Thus, a switching control signal Vsw is outputted from either of
the fixed frequency control signal generation unit 12 and the fixed
ON-time control signal generation unit 14 according to the
selection signal Vsel inputted to the selection terminal 44.
[0044] The fixed frequency control signal generation unit 12
generates a switching control signal Vsw, of which the high level
period, namely, the ON period Ton, changes and the cycle time Tp,
namely, the switching frequency fsw, is constant. The cycle time Tp
of the switching control signal Vsw is given by Tp=Ton+Toff, using
the ON period Ton and the OFF period Toff. For the fixed frequency
type, the switching frequency fsw(=1/Tp) of the switching control
signal Vsw is kept constant.
[0045] On the other hand, the fixed ON-time control signal
generation unit 14 generates a switching control signal Vsw, of
which the high level period, namely, the ON period Ton, is constant
and the switching frequency 1/Tp changes. FIG. 3 and FIG. 5 to be
described in the following show the time waveforms of the switching
control signal of the fixed frequency type and that of the fixed
ON-time type, respectively. For the ease of understanding, these
time waveform charts give representations different from actual
values for both the time axis and the voltage/current axis.
[0046] A switching control signal Vsw of the fixed frequency type
as shown in FIG. 3 is generated, for instance, by a fixed frequency
control signal generation unit 12 which includes a voltage
comparator 50, a sawtooth oscillator 52, and error amplifier 54,
and a reference voltage source 56 as shown in FIG. 2.
[0047] The error amplifier 54 compares an output voltage Vout
against a reference voltage Vref generated by the reference voltage
source 56 and outputs an error signal Verr by amplifying the
difference. Note that the comparison against the reference voltage
Vref may also be made after the output voltage Vout is
resistance-divided by the error amplifier 54.
[0048] The sawtooth oscillator 52 generates a sawtooth-waveformed
voltage Vsaw at a constant switching frequency fsw of 1/Tp. The
voltage comparator 50 compares a sawtooth-waveformed voltage Vsaw
against an error signal Verr outputted from the error amplifier 54
and outputs a high level when Verr>Vsaw and a low level when
Verr<Vsaw. As a result, the output of the voltage comparator 50,
namely, the switching control signal Vsw of the fixed frequency
control signal generation unit 12 becomes a pulse-width-modulated
signal of which the ON period Ton changes within a constant cycle
time Tp as shown in FIG. 3.
[0049] It is to be noted that a signal from the enable terminal EN
is inputted to the voltage comparator 50, and the arrangement is
such that a switching control signal Vsw is outputted when this
signal is at high level and the output of the switching control
signal Vsw is stopped when it is at low level.
§ §
DIRECTION A |
According to the switching control passage, what does the voltage comparator 50 output when Verr>Vsaw?
DIRECTION B |
Decide whether each statement agrees with the switching control passage, and support each yes or no with the deciding words quoted from it. (i) The fixed ON-time control signal generation unit 14 keeps the switching frequency constant. (ii) The sawtooth oscillator 52 generates its voltage at a constant switching frequency. (iii) The time waveform charts show actual values on both axes.
DIRECTION C |
Rewrite the paragraph of the switching control passage that begins "The sawtooth oscillator 52 generates" as a short list that keeps its main facts.

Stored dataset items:
§ §
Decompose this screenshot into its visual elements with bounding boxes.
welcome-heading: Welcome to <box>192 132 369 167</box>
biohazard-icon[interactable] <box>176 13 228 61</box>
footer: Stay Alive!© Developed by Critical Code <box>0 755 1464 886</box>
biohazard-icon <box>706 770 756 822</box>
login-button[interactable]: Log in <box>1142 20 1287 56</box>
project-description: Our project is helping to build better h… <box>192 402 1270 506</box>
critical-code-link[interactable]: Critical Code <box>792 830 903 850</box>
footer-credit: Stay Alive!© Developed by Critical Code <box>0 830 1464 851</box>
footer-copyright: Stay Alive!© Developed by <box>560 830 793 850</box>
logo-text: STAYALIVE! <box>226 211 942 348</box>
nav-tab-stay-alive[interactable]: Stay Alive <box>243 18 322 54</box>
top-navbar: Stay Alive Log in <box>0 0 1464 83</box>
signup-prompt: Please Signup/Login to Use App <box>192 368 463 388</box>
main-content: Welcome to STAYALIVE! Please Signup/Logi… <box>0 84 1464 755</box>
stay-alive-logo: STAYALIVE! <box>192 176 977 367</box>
§ §
EXERCISE RESPONSE A |
A high level.

EXERCISE RESPONSE B |
(i) No: "the ON period Ton, is constant and the switching frequency 1/Tp changes"
(ii) Yes: "generates a sawtooth-waveformed voltage Vsaw at a constant switching frequency fsw of 1/Tp"
(iii) No: "these time waveform charts give representations different from actual values for both the time axis and the voltage/current axis"

EXERCISE RESPONSE C |
- The sawtooth oscillator 52 generates a sawtooth voltage Vsaw at a constant switching frequency fsw of 1/Tp.
- The voltage comparator 50 compares Vsaw against the error signal Verr from the error amplifier 54.
- The comparator outputs a high level when Verr>Vsaw and a low level when Verr<Vsaw.
- As a result, the switching control signal Vsw of unit 12 is a pulse-width-modulated signal whose ON period Ton changes within a constant cycle time Tp, as shown in FIG. 3.